* begin *

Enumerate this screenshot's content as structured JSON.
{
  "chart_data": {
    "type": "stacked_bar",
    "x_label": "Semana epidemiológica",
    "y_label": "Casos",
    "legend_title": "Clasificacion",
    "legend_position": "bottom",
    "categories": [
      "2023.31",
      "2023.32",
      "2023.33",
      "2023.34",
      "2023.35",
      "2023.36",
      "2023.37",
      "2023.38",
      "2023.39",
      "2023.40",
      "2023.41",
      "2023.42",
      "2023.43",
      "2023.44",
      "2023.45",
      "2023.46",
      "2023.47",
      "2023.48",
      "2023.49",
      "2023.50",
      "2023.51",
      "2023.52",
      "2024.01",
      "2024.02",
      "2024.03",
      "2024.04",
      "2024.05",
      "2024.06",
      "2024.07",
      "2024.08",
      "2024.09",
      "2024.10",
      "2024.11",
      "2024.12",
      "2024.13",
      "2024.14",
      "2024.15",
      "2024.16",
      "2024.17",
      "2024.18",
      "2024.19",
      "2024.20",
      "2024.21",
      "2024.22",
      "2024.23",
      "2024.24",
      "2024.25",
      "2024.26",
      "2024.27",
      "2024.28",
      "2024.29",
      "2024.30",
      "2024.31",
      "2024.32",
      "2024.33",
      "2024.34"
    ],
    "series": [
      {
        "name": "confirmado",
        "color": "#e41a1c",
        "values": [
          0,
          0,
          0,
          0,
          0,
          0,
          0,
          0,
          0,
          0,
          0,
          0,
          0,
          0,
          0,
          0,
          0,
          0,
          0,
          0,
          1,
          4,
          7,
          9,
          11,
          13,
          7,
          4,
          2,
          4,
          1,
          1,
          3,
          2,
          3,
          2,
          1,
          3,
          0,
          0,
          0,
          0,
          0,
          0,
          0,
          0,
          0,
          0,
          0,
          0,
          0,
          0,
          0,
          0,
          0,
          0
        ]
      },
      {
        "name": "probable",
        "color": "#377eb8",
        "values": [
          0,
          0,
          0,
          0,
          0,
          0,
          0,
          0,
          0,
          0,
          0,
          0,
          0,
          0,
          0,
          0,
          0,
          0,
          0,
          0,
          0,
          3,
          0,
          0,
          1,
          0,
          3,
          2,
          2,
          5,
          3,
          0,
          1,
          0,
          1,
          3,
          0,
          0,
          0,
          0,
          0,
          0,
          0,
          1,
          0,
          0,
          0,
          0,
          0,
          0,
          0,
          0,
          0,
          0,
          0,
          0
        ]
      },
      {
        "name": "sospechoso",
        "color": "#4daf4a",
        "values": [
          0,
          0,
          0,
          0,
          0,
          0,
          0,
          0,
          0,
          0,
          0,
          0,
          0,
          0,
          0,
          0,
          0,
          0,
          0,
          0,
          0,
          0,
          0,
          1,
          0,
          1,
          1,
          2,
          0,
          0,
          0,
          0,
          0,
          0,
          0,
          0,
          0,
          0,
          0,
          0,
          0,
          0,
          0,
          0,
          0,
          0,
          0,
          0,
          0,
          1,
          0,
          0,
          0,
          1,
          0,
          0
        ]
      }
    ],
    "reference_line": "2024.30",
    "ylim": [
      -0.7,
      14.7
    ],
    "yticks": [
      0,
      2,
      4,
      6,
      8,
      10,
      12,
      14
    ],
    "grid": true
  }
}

* end *
* begin *

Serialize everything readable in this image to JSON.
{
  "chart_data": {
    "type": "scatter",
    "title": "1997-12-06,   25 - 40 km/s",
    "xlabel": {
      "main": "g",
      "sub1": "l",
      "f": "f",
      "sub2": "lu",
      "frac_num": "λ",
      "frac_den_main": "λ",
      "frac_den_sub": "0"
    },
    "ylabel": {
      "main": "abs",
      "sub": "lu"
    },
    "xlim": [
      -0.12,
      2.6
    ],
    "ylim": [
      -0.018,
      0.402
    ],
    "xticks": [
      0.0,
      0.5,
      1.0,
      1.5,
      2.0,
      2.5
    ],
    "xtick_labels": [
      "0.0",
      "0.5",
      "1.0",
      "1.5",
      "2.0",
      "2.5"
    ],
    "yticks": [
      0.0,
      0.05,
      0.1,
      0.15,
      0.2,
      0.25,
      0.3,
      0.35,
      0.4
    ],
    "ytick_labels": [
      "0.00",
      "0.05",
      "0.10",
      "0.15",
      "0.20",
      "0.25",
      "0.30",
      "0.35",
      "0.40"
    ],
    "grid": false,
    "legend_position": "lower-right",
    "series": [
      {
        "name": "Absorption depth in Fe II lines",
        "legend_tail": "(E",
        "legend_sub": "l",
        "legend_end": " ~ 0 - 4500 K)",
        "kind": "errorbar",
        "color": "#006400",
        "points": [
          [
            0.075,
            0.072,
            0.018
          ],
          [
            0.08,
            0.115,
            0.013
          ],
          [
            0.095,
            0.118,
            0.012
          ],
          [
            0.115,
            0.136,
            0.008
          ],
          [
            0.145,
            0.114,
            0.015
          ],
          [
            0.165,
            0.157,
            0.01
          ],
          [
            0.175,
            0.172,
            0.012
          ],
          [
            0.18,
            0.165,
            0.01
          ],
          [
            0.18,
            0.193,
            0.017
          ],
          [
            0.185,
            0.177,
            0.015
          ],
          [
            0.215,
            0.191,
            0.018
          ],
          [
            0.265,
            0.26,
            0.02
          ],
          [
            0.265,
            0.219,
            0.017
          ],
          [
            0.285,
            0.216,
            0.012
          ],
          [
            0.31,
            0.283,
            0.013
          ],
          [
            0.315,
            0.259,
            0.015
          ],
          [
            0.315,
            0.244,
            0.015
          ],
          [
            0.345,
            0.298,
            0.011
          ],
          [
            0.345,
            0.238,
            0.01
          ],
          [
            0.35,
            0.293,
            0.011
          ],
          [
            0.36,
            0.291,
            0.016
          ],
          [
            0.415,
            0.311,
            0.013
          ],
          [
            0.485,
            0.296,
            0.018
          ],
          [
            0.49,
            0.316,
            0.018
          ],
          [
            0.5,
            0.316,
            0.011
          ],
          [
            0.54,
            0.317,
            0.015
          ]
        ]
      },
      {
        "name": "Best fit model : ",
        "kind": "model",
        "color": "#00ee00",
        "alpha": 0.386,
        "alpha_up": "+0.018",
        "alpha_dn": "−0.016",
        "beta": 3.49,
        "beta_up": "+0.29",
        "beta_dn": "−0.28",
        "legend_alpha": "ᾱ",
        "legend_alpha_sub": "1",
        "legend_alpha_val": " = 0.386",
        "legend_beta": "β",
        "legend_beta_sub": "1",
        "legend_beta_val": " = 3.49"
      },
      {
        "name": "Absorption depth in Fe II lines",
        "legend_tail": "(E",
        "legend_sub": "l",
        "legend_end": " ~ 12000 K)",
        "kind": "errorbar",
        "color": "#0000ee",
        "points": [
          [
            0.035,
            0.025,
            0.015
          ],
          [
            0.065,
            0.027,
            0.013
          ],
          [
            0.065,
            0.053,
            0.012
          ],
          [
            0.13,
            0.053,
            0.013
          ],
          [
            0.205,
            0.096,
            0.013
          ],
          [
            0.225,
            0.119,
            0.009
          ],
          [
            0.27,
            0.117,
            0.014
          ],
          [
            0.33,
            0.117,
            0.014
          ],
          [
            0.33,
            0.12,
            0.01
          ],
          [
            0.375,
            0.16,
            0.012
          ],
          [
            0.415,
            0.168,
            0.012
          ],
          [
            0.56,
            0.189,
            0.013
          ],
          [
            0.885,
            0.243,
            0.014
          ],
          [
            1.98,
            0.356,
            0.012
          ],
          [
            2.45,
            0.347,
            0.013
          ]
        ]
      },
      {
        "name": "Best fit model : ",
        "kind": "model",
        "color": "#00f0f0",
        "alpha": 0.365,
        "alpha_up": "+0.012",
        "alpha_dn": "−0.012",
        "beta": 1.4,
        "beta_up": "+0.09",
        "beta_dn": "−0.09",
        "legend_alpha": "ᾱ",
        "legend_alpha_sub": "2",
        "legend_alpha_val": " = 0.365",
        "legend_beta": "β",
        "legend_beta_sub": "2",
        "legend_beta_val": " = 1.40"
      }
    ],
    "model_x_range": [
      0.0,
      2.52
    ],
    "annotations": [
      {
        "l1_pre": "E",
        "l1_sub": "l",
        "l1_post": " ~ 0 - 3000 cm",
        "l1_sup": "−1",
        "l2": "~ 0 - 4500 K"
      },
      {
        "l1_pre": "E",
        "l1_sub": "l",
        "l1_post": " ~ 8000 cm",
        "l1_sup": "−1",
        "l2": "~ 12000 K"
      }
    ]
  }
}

* end *
* begin *

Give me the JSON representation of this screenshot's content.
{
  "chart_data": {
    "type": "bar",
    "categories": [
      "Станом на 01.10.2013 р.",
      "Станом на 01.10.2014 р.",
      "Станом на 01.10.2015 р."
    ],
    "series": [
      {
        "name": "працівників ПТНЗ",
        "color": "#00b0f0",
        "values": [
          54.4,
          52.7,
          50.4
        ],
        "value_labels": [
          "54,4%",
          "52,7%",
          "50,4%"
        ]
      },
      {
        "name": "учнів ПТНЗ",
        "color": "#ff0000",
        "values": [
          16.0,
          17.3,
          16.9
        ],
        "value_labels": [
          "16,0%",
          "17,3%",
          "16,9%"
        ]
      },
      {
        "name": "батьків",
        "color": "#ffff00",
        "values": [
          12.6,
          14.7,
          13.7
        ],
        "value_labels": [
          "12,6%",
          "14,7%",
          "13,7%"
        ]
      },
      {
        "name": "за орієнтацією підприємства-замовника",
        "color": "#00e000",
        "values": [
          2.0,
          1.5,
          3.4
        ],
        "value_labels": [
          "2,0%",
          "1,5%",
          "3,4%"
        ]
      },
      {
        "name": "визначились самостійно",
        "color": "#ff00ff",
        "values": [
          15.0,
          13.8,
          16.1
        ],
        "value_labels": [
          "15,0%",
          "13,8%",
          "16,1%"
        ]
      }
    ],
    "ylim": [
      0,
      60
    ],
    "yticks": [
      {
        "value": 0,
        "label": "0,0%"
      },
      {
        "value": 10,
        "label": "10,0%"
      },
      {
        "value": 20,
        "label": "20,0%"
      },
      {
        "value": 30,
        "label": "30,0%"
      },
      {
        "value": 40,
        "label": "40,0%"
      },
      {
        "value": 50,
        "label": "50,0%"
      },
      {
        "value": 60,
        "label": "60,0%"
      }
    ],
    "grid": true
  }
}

* end *

# WORK TO COMPLETE:
Each line that has the word "content" should be copied.

# EXERCISE SOLUTION:
Enumerate this screenshot's content as structured JSON.
Give me the JSON representation of this screenshot's content.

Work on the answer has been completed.